Collected data entries:
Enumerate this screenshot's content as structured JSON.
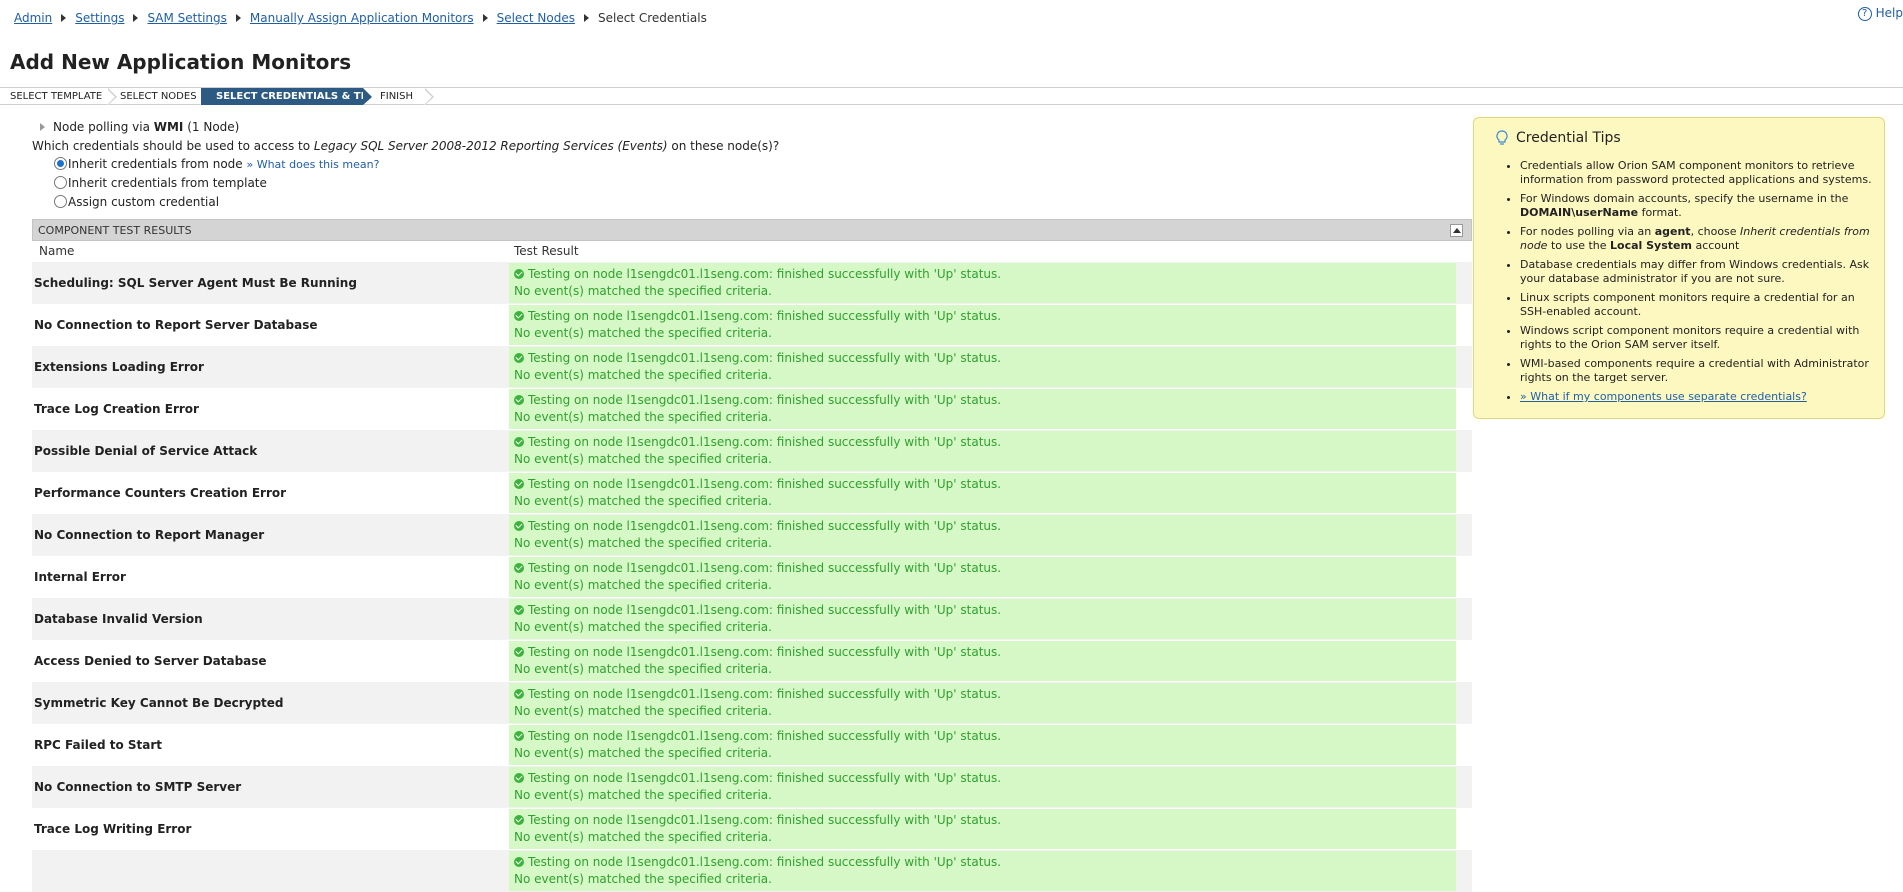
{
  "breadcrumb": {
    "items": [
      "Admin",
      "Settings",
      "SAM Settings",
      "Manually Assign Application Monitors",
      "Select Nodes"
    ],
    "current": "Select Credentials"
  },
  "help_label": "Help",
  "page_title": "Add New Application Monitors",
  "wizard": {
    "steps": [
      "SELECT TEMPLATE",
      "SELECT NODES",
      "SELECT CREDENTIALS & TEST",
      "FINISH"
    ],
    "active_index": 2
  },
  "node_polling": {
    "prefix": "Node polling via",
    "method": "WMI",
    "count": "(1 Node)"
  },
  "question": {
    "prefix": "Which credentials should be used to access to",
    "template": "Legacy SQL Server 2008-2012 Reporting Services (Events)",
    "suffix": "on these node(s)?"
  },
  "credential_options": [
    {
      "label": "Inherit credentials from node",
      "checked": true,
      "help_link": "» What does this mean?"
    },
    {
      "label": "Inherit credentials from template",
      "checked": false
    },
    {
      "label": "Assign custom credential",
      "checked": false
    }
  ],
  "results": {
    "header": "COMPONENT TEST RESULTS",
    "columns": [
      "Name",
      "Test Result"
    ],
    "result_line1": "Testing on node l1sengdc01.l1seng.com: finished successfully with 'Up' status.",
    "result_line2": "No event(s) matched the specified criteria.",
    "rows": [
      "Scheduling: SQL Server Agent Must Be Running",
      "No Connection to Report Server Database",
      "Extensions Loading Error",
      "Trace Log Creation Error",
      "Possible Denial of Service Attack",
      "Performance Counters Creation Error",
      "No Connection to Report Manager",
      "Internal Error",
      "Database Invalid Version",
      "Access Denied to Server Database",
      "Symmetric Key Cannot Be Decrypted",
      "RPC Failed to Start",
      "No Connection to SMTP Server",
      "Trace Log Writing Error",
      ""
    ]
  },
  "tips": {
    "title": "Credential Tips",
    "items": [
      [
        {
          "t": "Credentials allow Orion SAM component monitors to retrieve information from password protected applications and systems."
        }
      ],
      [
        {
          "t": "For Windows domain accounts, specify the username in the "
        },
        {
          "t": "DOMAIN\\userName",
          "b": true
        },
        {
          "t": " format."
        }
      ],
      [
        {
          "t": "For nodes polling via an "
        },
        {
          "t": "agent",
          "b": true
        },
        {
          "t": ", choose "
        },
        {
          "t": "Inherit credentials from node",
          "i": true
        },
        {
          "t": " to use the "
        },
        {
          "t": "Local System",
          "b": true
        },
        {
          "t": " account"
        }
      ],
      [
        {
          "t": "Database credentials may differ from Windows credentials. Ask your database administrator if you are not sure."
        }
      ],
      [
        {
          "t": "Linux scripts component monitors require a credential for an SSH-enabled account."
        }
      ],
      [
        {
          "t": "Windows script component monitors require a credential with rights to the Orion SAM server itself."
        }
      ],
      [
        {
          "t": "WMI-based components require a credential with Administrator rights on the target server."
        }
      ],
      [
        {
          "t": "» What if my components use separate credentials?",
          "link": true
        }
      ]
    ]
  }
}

#### Task to complete:
Locate the word "Inherit" in the data above. Copy every line carrying it.

#### Full answer:
      "label": "Inherit credentials from node",
      "label": "Inherit credentials from template",
          "t": "Inherit credentials from node",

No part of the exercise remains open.